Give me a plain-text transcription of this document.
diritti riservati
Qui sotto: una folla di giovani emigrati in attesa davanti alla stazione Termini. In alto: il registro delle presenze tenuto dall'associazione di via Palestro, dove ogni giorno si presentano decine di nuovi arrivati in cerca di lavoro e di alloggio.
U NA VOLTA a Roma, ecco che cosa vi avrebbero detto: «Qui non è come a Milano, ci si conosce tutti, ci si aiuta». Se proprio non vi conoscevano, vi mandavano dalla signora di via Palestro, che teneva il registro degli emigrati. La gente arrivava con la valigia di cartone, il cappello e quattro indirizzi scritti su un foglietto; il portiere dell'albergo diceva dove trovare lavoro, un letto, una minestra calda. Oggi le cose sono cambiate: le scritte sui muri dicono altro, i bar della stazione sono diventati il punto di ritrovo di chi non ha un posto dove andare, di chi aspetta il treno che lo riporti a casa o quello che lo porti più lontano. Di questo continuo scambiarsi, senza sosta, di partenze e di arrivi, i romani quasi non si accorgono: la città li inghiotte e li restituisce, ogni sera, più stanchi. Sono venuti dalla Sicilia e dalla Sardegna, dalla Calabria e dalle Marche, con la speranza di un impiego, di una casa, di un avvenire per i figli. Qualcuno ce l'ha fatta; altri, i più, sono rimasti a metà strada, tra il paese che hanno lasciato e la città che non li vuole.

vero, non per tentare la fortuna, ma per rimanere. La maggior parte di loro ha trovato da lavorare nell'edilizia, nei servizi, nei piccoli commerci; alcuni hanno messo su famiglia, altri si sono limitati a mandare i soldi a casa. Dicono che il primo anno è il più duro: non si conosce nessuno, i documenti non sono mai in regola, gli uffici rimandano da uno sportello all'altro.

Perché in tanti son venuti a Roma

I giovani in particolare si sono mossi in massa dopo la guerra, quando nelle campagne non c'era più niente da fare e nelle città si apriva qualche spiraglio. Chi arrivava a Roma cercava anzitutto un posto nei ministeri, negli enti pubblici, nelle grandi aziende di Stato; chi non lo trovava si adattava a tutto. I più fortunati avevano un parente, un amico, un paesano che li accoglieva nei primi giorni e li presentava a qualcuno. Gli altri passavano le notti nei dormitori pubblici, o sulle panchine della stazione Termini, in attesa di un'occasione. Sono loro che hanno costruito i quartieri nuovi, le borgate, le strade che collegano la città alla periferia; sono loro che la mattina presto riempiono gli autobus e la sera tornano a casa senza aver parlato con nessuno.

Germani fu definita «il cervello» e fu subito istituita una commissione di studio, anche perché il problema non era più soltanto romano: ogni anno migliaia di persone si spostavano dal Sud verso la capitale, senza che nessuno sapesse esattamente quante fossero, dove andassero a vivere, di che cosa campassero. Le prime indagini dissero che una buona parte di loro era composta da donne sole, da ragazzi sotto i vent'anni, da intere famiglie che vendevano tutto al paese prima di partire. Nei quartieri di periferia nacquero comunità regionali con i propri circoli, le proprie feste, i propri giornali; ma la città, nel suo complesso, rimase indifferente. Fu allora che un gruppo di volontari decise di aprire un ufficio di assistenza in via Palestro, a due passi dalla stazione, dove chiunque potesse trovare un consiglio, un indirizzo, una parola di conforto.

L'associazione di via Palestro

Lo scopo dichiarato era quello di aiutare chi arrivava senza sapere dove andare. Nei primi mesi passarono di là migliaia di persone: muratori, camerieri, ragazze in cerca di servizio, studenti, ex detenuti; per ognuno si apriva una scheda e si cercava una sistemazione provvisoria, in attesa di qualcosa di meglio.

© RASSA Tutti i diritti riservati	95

= = =

Select every line above that contains the word "diritti", and copy it.

# REPLY
diritti riservati
© RASSA Tutti i diritti riservati	95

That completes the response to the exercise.